Supplied data:
□ □ □ □

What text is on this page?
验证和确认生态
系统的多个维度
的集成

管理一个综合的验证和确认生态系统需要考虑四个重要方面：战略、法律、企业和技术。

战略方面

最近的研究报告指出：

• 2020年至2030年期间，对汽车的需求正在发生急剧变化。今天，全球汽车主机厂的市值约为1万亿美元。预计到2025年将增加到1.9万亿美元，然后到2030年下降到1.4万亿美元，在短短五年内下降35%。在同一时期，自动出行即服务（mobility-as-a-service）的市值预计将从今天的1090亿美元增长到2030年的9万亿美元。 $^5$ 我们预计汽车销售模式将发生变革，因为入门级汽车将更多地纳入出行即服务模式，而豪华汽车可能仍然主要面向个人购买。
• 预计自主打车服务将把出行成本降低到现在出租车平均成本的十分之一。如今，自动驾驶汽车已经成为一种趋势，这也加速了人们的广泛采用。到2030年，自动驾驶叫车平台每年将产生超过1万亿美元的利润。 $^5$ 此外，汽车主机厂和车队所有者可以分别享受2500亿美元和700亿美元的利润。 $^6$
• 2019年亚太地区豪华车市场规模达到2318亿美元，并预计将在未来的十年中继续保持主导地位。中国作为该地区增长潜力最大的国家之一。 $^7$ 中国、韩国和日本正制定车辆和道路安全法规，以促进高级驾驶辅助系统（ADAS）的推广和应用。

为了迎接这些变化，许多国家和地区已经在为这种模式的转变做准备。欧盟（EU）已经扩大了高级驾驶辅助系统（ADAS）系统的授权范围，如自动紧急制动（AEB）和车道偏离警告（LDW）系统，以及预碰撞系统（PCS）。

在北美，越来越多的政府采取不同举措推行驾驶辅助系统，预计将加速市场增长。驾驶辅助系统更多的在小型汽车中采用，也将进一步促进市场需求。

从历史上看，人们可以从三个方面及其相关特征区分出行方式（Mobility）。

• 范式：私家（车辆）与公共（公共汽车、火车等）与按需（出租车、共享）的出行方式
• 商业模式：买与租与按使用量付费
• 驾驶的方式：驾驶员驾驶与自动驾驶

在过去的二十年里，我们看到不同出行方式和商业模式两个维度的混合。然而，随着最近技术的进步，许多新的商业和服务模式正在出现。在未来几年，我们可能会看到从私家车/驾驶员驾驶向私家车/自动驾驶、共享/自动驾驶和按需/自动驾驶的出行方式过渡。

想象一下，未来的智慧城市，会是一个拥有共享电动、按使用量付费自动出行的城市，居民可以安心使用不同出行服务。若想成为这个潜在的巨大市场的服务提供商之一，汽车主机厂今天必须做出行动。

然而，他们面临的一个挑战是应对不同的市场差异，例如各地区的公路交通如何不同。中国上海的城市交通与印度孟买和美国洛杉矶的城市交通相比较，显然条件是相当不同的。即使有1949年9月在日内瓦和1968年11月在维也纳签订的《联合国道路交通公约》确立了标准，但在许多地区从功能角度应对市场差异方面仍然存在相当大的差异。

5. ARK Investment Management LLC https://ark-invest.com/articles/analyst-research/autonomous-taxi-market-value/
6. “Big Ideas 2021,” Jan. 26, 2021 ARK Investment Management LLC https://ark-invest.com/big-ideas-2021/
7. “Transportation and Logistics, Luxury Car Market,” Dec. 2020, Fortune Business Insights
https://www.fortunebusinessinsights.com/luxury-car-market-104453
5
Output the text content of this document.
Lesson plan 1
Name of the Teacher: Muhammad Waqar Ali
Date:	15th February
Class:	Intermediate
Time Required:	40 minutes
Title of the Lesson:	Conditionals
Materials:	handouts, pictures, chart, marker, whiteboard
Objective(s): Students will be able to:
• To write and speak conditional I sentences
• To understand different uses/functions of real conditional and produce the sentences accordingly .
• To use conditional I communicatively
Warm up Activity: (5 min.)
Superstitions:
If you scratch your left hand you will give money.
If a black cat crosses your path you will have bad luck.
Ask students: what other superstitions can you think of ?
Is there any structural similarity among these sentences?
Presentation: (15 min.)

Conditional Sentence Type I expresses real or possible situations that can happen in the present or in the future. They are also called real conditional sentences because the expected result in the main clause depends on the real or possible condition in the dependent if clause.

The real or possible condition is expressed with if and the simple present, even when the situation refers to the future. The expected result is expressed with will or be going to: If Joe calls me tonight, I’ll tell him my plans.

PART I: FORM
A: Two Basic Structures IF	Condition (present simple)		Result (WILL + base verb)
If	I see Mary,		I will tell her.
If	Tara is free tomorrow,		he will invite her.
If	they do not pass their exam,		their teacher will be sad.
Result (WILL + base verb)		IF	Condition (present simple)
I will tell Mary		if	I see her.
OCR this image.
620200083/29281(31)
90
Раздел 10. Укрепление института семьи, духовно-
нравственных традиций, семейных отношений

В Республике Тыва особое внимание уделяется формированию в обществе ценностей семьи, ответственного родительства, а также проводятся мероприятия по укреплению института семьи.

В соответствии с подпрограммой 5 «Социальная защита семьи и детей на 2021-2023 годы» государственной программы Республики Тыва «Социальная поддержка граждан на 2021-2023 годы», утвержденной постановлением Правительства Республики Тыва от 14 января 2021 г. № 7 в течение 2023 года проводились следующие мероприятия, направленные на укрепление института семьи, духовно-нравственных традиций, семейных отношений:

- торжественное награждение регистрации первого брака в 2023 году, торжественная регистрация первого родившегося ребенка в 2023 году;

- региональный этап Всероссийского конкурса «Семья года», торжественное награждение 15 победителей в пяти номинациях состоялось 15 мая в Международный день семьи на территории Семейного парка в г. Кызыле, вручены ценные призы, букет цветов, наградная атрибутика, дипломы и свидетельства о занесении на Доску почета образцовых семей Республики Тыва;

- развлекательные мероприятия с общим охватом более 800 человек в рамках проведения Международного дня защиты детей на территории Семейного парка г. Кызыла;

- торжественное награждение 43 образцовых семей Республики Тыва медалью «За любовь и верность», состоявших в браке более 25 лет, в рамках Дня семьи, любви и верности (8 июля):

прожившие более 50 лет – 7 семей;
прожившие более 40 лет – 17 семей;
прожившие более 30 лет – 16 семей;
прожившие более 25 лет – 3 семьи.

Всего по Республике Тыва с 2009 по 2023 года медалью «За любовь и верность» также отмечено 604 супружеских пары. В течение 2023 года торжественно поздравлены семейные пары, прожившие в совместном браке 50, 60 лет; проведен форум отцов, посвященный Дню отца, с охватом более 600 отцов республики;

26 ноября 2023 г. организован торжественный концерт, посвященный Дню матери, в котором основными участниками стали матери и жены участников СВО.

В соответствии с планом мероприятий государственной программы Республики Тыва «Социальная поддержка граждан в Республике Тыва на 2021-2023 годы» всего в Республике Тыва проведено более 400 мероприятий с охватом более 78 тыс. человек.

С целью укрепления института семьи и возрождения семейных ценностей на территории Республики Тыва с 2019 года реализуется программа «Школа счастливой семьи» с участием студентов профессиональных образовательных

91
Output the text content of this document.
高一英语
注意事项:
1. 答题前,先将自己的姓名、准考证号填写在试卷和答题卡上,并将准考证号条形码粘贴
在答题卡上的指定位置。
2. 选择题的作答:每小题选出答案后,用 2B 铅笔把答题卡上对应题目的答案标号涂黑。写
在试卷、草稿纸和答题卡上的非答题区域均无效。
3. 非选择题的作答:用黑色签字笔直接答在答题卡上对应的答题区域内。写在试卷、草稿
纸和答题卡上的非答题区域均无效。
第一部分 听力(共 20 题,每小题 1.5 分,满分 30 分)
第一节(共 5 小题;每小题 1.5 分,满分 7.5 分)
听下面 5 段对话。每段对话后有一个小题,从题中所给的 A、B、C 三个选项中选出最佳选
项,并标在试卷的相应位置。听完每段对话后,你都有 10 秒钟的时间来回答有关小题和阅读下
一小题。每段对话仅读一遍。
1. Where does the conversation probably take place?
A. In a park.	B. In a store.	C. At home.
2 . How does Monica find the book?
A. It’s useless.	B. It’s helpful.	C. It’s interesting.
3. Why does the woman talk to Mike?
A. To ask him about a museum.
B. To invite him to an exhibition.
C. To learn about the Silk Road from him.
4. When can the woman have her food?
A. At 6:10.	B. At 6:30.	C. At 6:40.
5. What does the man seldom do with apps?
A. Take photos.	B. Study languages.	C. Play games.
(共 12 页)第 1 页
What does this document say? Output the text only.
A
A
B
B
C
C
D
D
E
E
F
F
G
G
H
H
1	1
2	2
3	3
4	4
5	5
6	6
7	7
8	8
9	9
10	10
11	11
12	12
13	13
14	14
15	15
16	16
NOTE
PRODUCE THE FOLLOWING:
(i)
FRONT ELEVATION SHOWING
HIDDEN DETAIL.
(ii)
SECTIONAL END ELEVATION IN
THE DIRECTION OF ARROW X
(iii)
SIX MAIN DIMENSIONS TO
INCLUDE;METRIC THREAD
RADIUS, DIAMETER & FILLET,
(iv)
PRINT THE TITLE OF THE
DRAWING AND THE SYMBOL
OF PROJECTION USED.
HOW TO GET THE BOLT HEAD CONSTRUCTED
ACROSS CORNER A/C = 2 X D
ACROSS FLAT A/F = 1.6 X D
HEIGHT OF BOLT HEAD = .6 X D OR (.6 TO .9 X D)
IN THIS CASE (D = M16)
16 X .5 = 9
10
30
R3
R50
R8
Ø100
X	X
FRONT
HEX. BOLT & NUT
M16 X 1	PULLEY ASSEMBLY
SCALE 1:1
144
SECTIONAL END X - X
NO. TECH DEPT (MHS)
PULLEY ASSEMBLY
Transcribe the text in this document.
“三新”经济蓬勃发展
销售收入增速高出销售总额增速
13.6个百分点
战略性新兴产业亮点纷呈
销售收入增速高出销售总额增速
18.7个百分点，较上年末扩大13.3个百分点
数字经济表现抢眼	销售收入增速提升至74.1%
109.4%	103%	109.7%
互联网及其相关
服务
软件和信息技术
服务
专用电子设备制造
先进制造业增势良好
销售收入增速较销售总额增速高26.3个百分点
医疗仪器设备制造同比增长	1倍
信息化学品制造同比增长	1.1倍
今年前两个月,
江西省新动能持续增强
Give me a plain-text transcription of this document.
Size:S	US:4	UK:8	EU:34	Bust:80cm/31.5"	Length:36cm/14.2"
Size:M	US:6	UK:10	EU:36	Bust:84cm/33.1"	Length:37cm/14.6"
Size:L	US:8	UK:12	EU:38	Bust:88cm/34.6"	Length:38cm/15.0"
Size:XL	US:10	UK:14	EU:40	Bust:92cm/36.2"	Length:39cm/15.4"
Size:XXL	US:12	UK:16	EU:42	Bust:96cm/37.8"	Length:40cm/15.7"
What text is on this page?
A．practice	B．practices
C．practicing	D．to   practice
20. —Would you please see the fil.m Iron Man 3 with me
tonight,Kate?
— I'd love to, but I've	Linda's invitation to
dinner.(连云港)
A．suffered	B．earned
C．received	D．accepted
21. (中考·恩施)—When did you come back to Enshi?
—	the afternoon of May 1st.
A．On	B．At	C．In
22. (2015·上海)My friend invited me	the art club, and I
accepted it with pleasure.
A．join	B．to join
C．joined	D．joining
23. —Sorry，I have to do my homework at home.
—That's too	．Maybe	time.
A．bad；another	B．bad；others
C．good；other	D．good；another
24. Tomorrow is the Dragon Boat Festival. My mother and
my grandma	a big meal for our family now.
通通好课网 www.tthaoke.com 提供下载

□ □ □ □

Exercise aim: Among the entries above, how many lines include the word "invest"? Give the number with no comment.

Full solution: 2